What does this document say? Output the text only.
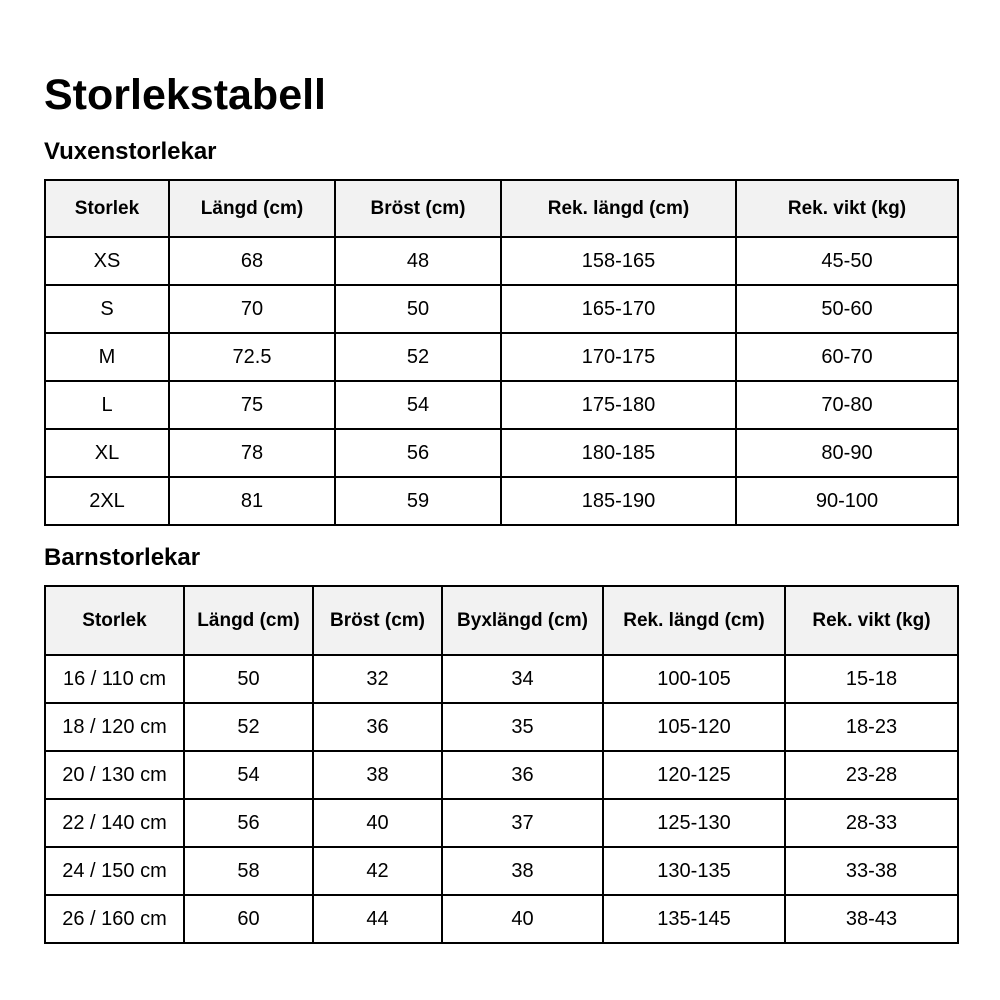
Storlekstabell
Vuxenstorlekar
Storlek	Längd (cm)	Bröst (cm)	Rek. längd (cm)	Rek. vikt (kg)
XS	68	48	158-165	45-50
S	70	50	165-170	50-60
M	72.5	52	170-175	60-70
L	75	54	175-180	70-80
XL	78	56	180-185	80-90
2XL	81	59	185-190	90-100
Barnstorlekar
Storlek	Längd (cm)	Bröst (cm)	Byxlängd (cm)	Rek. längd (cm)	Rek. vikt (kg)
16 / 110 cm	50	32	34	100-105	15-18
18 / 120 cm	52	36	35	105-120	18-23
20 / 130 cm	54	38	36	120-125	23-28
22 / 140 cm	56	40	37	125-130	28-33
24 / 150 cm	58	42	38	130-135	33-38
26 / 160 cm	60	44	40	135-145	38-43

········

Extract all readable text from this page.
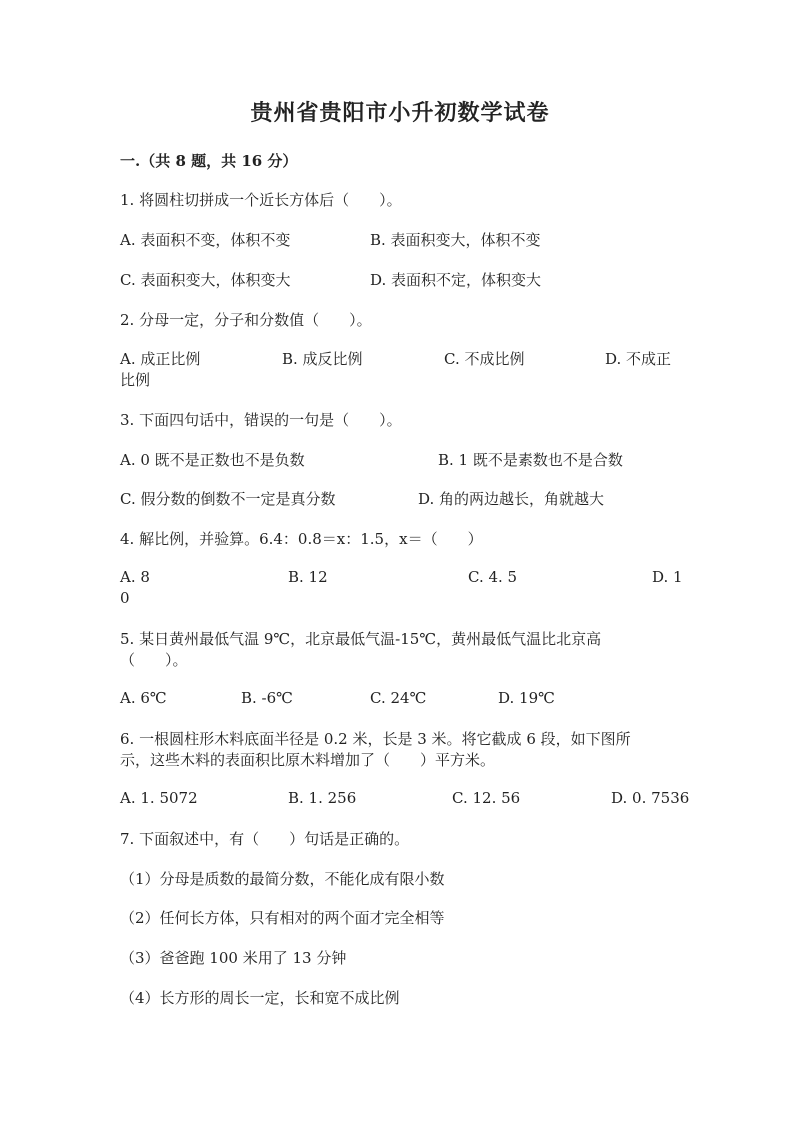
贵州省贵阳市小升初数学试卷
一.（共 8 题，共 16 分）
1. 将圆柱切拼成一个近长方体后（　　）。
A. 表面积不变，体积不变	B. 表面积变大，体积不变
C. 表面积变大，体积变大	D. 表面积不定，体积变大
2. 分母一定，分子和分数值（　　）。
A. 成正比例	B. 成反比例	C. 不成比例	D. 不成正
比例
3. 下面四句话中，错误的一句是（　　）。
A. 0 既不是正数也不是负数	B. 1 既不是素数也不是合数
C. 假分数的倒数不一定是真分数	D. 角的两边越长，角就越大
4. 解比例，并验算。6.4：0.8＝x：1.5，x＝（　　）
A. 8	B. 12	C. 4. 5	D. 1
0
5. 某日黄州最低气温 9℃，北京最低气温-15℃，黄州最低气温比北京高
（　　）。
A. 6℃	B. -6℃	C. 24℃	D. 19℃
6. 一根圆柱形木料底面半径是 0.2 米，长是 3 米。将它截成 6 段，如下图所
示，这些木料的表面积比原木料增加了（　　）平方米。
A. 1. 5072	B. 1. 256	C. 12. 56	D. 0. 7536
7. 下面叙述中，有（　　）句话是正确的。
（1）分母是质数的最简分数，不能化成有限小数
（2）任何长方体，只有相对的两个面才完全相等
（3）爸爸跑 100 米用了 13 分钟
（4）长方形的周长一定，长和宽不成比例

········

Gather all lines from the records above in which "表面积变大" appears.

■ Right answer ■
A. 表面积不变，体积不变	B. 表面积变大，体积不变
C. 表面积变大，体积变大	D. 表面积不定，体积变大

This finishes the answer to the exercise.